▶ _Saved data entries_
----------
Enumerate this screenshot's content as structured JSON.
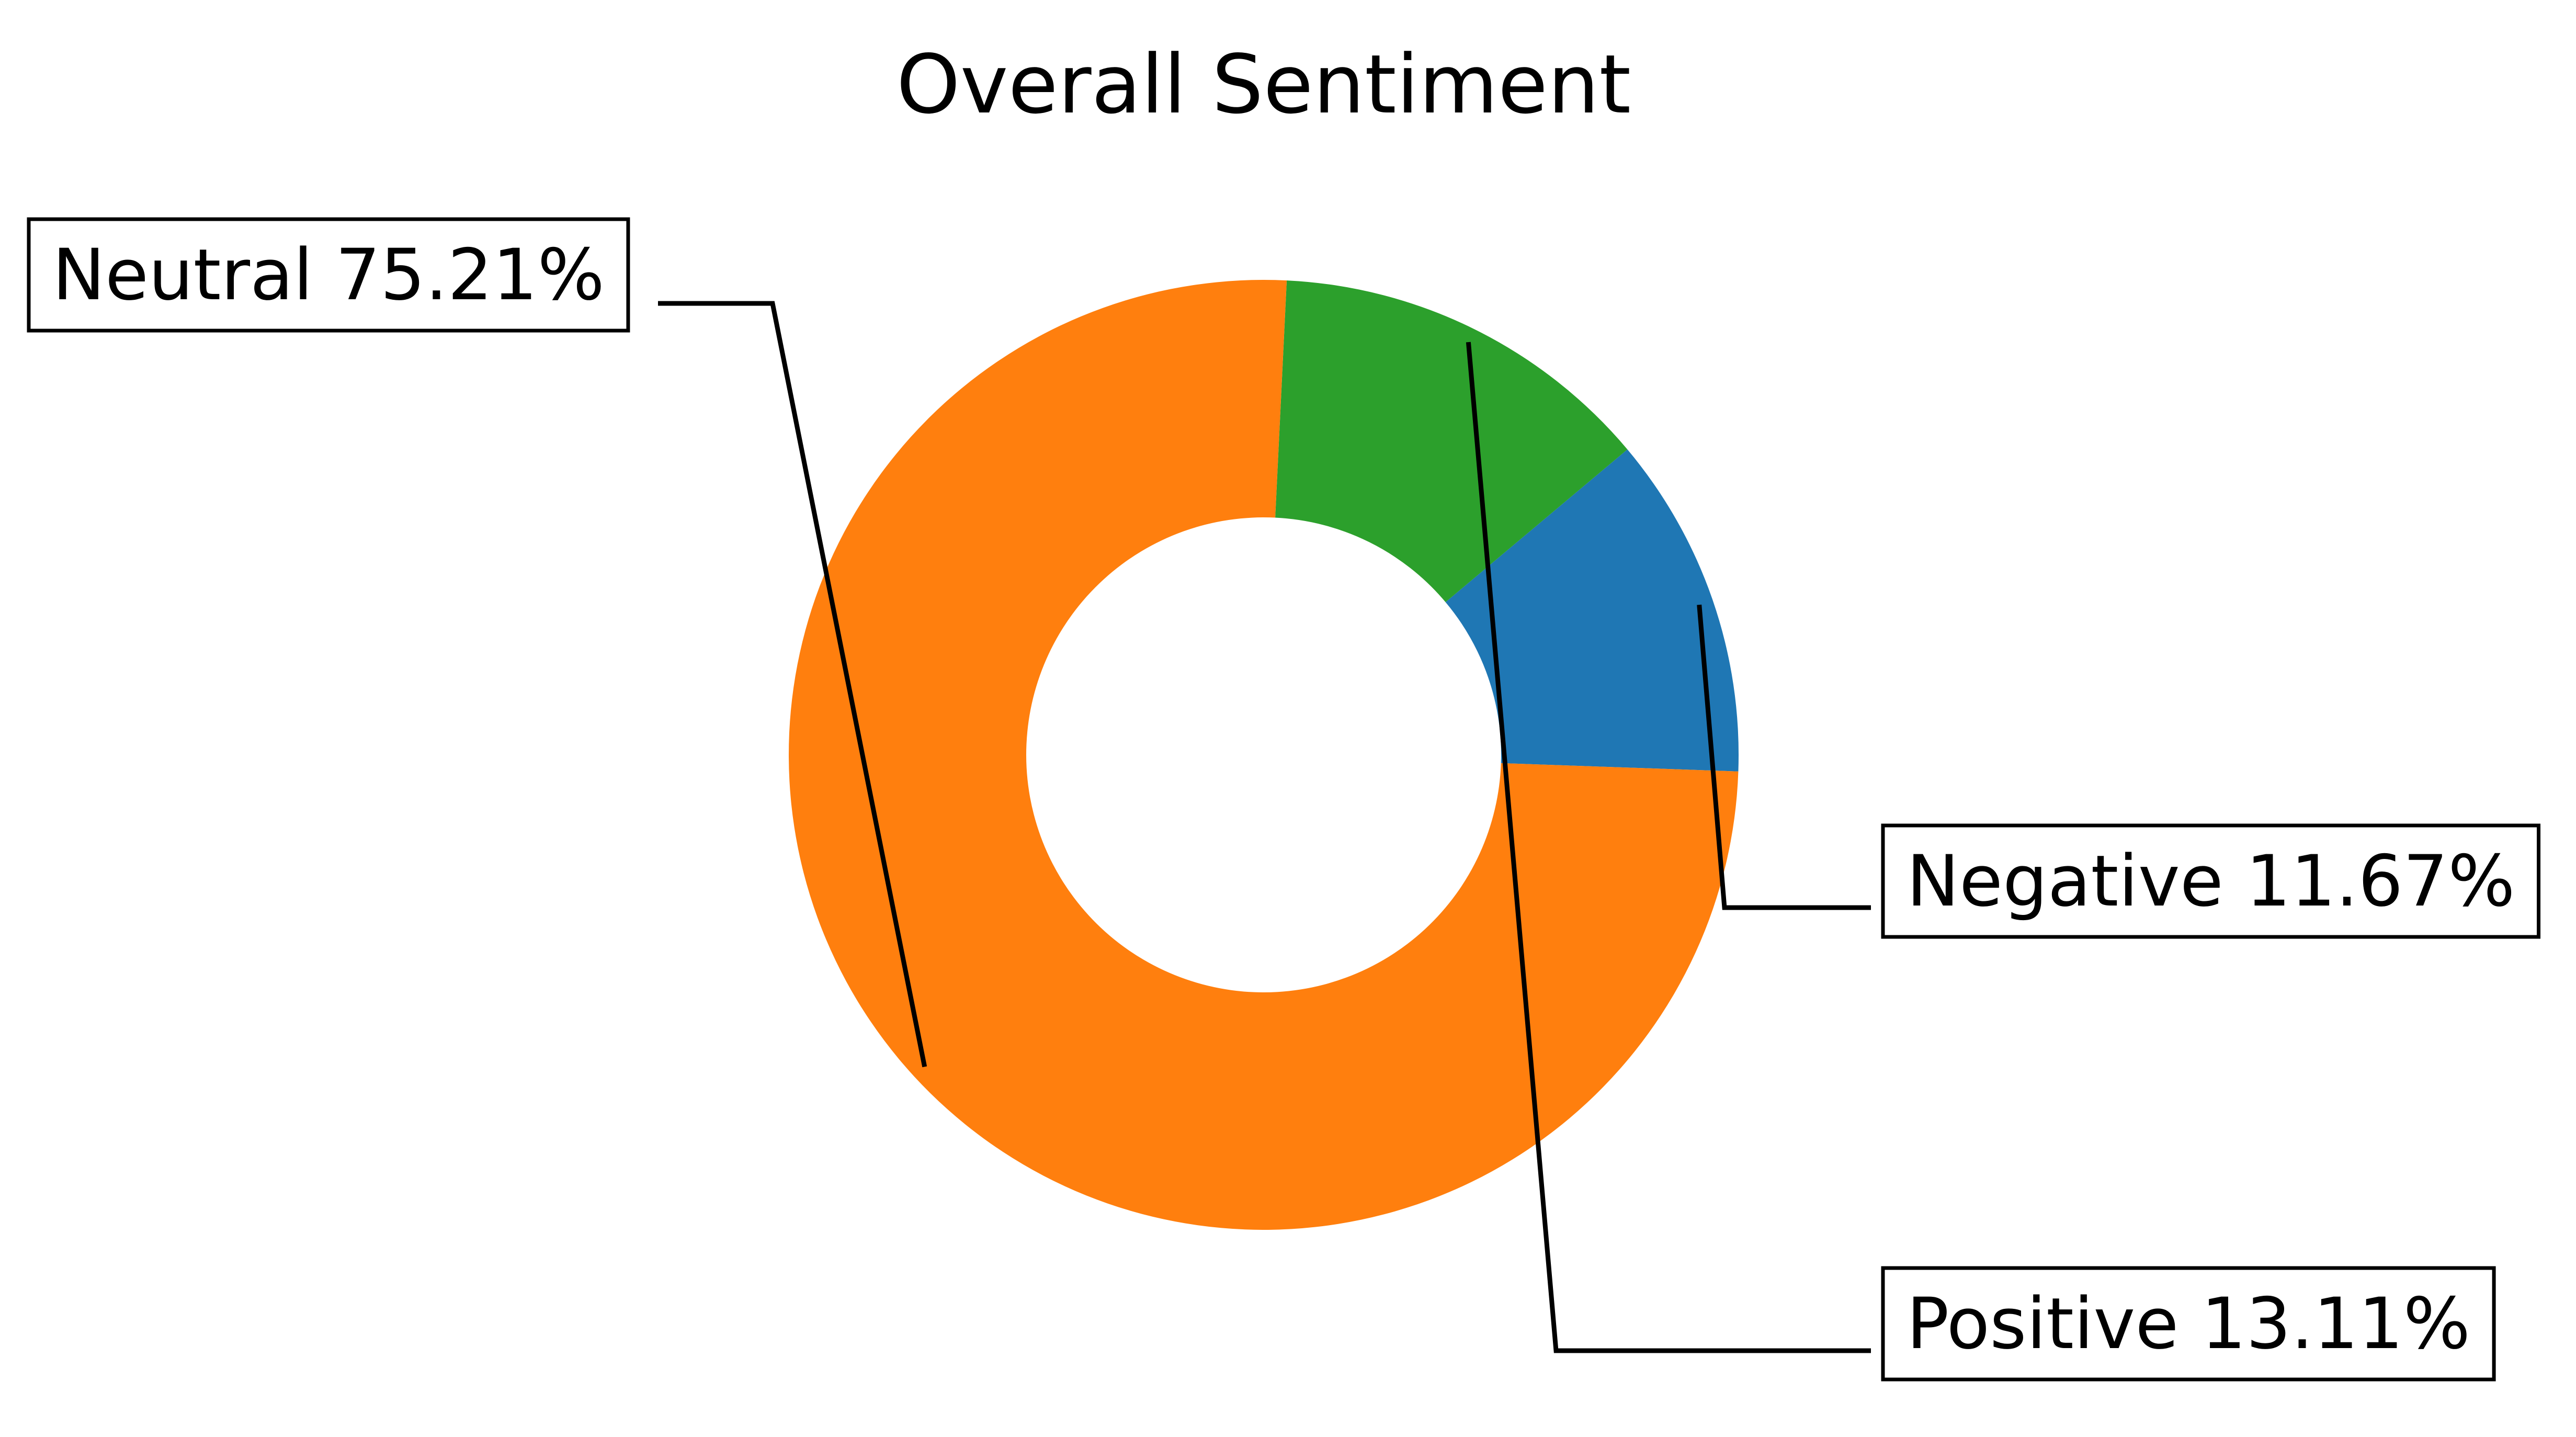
{
  "chart_data": {
    "type": "pie",
    "title": "Overall Sentiment",
    "donut": true,
    "start_angle_deg": -2,
    "direction": "counterclockwise",
    "slices": [
      {
        "label": "Negative",
        "value": 11.67,
        "display": "Negative 11.67%",
        "color": "#1f77b4"
      },
      {
        "label": "Positive",
        "value": 13.11,
        "display": "Positive 13.11%",
        "color": "#2ca02c"
      },
      {
        "label": "Neutral",
        "value": 75.21,
        "display": "Neutral 75.21%",
        "color": "#ff7f0e"
      }
    ]
  }
}
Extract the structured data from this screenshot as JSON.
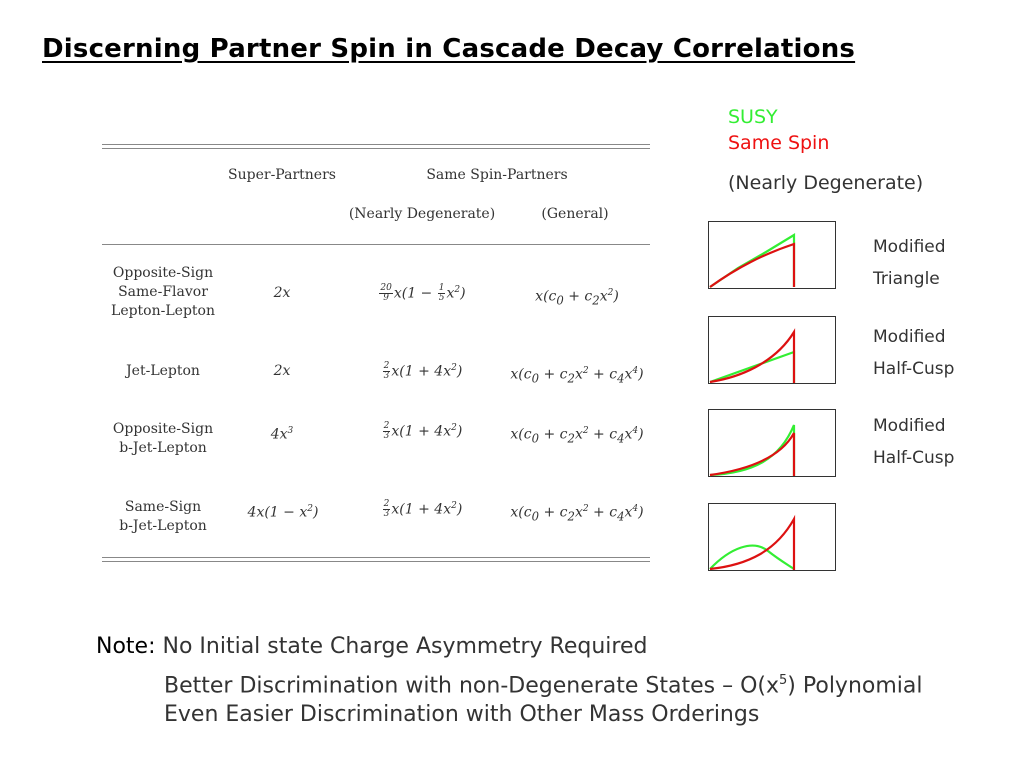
{
  "title": "Discerning Partner Spin in Cascade Decay Correlations",
  "legend": {
    "susy": "SUSY",
    "same_spin": "Same Spin",
    "nearly_degenerate": "(Nearly Degenerate)",
    "colors": {
      "susy": "#33ee33",
      "same_spin": "#ee1111"
    }
  },
  "table": {
    "header_super": "Super-Partners",
    "header_same": "Same Spin-Partners",
    "sub_nd": "(Nearly Degenerate)",
    "sub_gen": "(General)",
    "rows": [
      {
        "label": [
          "Opposite-Sign",
          "Same-Flavor",
          "Lepton-Lepton"
        ]
      },
      {
        "label": [
          "Jet-Lepton"
        ]
      },
      {
        "label": [
          "Opposite-Sign",
          "b-Jet-Lepton"
        ]
      },
      {
        "label": [
          "Same-Sign",
          "b-Jet-Lepton"
        ]
      }
    ]
  },
  "plots": [
    {
      "label1": "Modified",
      "label2": "Triangle"
    },
    {
      "label1": "Modified",
      "label2": "Half-Cusp"
    },
    {
      "label1": "Modified",
      "label2": "Half-Cusp"
    },
    {
      "label1": "",
      "label2": ""
    }
  ],
  "note": {
    "head": "Note:",
    "line1": "No Initial state Charge Asymmetry Required",
    "line2_pre": "Better Discrimination with non-Degenerate States – O(x",
    "line2_sup": "5",
    "line2_post": ") Polynomial",
    "line3": "Even Easier Discrimination with Other Mass Orderings"
  }
}
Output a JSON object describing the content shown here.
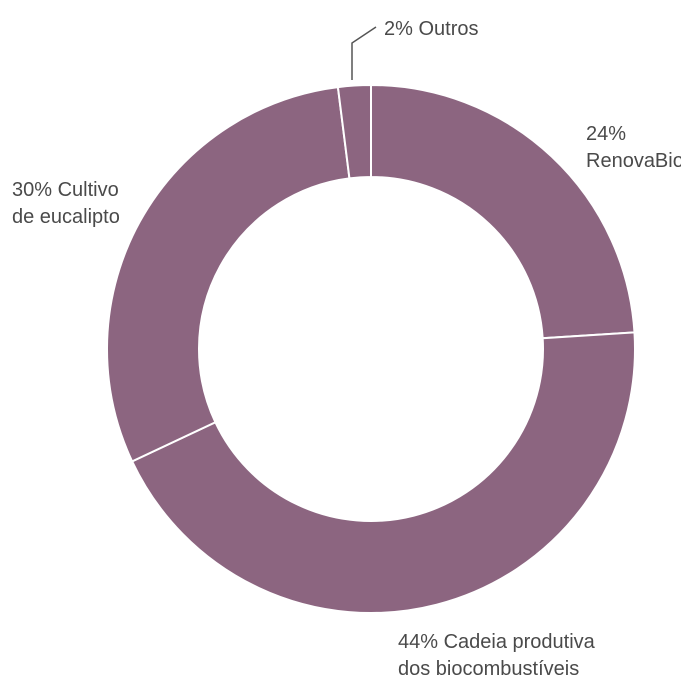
{
  "chart_data": {
    "type": "pie",
    "donut": true,
    "title": "",
    "slice_color": "#8c6580",
    "separator_color": "#ffffff",
    "background_color": "#ffffff",
    "label_color": "#4a4a4a",
    "slices": [
      {
        "label_lines": [
          "24%",
          "RenovaBio"
        ],
        "value": 24,
        "label_position": "right-top"
      },
      {
        "label_lines": [
          "44% Cadeia produtiva",
          "dos biocombustíveis"
        ],
        "value": 44,
        "label_position": "bottom"
      },
      {
        "label_lines": [
          "30% Cultivo",
          "de eucalipto"
        ],
        "value": 30,
        "label_position": "left-top"
      },
      {
        "label_lines": [
          "2% Outros"
        ],
        "value": 2,
        "label_position": "top"
      }
    ]
  }
}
----------
▶ _WHAT IS BEING ASKED_
Quote the material exactly. Pictures stay out.

▶ _EXERCISE RESULT_
Enumerate this screenshot's content as structured JSON.
{
  "chart_data": {
    "type": "pie",
    "title": "Overall Sentiment",
    "donut": true,
    "start_angle_deg": -2,
    "direction": "counterclockwise",
    "slices": [
      {
        "label": "Negative",
        "value": 11.67,
        "display": "Negative 11.67%",
        "color": "#1f77b4"
      },
      {
        "label": "Positive",
        "value": 13.11,
        "display": "Positive 13.11%",
        "color": "#2ca02c"
      },
      {
        "label": "Neutral",
        "value": 75.21,
        "display": "Neutral 75.21%",
        "color": "#ff7f0e"
      }
    ]
  }
}
Extract the structured data from this screenshot as JSON.
{
  "title": "Discerning Partner Spin in Cascade Decay Correlations",
  "legend": {
    "susy": "SUSY",
    "same_spin": "Same Spin",
    "nearly_degenerate": "(Nearly Degenerate)",
    "colors": {
      "susy": "#33ee33",
      "same_spin": "#ee1111"
    }
  },
  "table": {
    "header_super": "Super-Partners",
    "header_same": "Same Spin-Partners",
    "sub_nd": "(Nearly Degenerate)",
    "sub_gen": "(General)",
    "rows": [
      {
        "label": [
          "Opposite-Sign",
          "Same-Flavor",
          "Lepton-Lepton"
        ]
      },
      {
        "label": [
          "Jet-Lepton"
        ]
      },
      {
        "label": [
          "Opposite-Sign",
          "b-Jet-Lepton"
        ]
      },
      {
        "label": [
          "Same-Sign",
          "b-Jet-Lepton"
        ]
      }
    ]
  },
  "plots": [
    {
      "label1": "Modified",
      "label2": "Triangle"
    },
    {
      "label1": "Modified",
      "label2": "Half-Cusp"
    },
    {
      "label1": "Modified",
      "label2": "Half-Cusp"
    },
    {
      "label1": "",
      "label2": ""
    }
  ],
  "note": {
    "head": "Note:",
    "line1": "No Initial state Charge Asymmetry Required",
    "line2_pre": "Better Discrimination with non-Degenerate States – O(x",
    "line2_sup": "5",
    "line2_post": ") Polynomial",
    "line3": "Even Easier Discrimination with Other Mass Orderings"
  }
}
Output a JSON object describing the content shown here.
{
  "chart_data": {
    "type": "pie",
    "donut": true,
    "title": "",
    "slice_color": "#8c6580",
    "separator_color": "#ffffff",
    "background_color": "#ffffff",
    "label_color": "#4a4a4a",
    "slices": [
      {
        "label_lines": [
          "24%",
          "RenovaBio"
        ],
        "value": 24,
        "label_position": "right-top"
      },
      {
        "label_lines": [
          "44% Cadeia produtiva",
          "dos biocombustíveis"
        ],
        "value": 44,
        "label_position": "bottom"
      },
      {
        "label_lines": [
          "30% Cultivo",
          "de eucalipto"
        ],
        "value": 30,
        "label_position": "left-top"
      },
      {
        "label_lines": [
          "2% Outros"
        ],
        "value": 2,
        "label_position": "top"
      }
    ]
  }
}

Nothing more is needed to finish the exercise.